EXERCISE DETAILS.
Reproduce every line of the entries below verbatim, changing nothing.

(Listings of elements and regions)
--------------------------------

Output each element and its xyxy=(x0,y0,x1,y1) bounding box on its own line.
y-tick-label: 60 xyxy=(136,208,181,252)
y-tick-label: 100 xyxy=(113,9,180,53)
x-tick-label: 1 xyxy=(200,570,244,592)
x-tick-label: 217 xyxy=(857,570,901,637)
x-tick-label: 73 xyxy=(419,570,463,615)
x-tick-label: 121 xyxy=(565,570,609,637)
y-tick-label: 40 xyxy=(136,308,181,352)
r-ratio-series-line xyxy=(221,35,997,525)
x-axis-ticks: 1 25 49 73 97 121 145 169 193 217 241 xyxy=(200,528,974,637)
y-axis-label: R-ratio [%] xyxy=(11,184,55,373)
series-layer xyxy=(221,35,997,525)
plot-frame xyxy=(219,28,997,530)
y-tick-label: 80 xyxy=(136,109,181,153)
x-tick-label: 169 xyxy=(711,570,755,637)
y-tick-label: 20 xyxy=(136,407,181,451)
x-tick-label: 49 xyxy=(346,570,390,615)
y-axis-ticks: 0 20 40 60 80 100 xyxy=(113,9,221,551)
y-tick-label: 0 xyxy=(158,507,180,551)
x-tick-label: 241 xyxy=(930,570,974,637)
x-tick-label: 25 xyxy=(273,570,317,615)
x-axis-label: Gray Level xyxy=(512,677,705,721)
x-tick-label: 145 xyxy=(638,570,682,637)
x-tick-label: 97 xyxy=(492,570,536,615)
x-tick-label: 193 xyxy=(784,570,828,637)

--------------------------------

WRITTEN ANSWER.
Output each element and its xyxy=(x0,y0,x1,y1) bounding box on its own line.
y-tick-label: 60 xyxy=(136,208,181,252)
y-tick-label: 100 xyxy=(113,9,180,53)
x-tick-label: 1 xyxy=(200,570,244,592)
x-tick-label: 217 xyxy=(857,570,901,637)
x-tick-label: 73 xyxy=(419,570,463,615)
x-tick-label: 121 xyxy=(565,570,609,637)
y-tick-label: 40 xyxy=(136,308,181,352)
r-ratio-series-line xyxy=(221,35,997,525)
x-axis-ticks: 1 25 49 73 97 121 145 169 193 217 241 xyxy=(200,528,974,637)
y-axis-label: R-ratio [%] xyxy=(11,184,55,373)
series-layer xyxy=(221,35,997,525)
plot-frame xyxy=(219,28,997,530)
y-tick-label: 80 xyxy=(136,109,181,153)
x-tick-label: 169 xyxy=(711,570,755,637)
y-tick-label: 20 xyxy=(136,407,181,451)
x-tick-label: 49 xyxy=(346,570,390,615)
y-axis-ticks: 0 20 40 60 80 100 xyxy=(113,9,221,551)
y-tick-label: 0 xyxy=(158,507,180,551)
x-tick-label: 241 xyxy=(930,570,974,637)
x-tick-label: 25 xyxy=(273,570,317,615)
x-axis-label: Gray Level xyxy=(512,677,705,721)
x-tick-label: 145 xyxy=(638,570,682,637)
x-tick-label: 97 xyxy=(492,570,536,615)
x-tick-label: 193 xyxy=(784,570,828,637)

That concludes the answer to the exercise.